__Short exercise__
State the number of lines in these records holding "name". Say nothing more.

__Supplied material__
=======
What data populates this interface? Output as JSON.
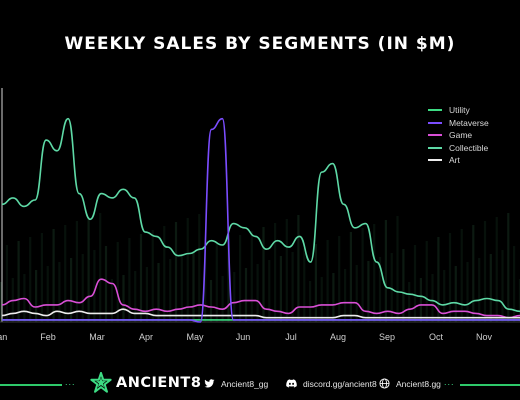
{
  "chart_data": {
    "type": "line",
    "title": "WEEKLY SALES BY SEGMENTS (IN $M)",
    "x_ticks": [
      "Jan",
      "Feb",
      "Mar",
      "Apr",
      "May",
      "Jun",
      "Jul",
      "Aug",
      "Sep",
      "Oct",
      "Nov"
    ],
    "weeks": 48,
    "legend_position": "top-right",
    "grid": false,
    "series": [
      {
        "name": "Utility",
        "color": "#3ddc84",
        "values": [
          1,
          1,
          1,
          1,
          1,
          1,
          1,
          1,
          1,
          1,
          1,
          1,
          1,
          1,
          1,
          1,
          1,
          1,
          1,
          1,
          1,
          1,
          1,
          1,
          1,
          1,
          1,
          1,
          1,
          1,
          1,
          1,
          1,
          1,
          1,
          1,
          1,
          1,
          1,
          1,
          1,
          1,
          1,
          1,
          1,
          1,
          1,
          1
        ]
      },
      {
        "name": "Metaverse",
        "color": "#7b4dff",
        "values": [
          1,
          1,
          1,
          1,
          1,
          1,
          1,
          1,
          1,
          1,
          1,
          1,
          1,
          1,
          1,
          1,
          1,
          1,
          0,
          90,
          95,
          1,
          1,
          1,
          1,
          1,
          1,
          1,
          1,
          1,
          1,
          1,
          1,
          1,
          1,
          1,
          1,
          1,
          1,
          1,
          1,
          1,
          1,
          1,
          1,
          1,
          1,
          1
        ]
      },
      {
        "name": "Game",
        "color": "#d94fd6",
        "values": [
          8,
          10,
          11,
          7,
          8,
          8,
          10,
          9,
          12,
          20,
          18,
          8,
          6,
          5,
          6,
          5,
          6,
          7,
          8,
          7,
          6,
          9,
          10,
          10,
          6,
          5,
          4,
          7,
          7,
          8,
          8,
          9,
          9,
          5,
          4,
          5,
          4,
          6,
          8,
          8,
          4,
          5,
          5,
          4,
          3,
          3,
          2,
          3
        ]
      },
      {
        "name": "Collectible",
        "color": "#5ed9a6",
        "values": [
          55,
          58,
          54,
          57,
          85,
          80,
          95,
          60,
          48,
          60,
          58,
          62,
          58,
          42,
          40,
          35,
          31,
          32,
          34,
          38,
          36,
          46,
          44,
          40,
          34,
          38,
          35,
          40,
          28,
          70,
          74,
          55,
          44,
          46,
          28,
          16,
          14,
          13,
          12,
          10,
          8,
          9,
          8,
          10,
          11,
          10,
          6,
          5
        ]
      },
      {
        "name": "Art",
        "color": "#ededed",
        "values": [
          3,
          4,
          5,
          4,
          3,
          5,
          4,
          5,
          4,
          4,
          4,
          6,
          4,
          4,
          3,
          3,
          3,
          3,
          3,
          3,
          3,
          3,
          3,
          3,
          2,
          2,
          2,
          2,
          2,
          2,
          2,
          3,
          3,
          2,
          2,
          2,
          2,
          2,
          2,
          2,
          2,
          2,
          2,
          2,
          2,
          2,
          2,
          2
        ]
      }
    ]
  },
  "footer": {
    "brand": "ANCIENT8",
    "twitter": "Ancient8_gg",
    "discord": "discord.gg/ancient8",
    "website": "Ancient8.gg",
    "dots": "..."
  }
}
=======
__Result of the task__
5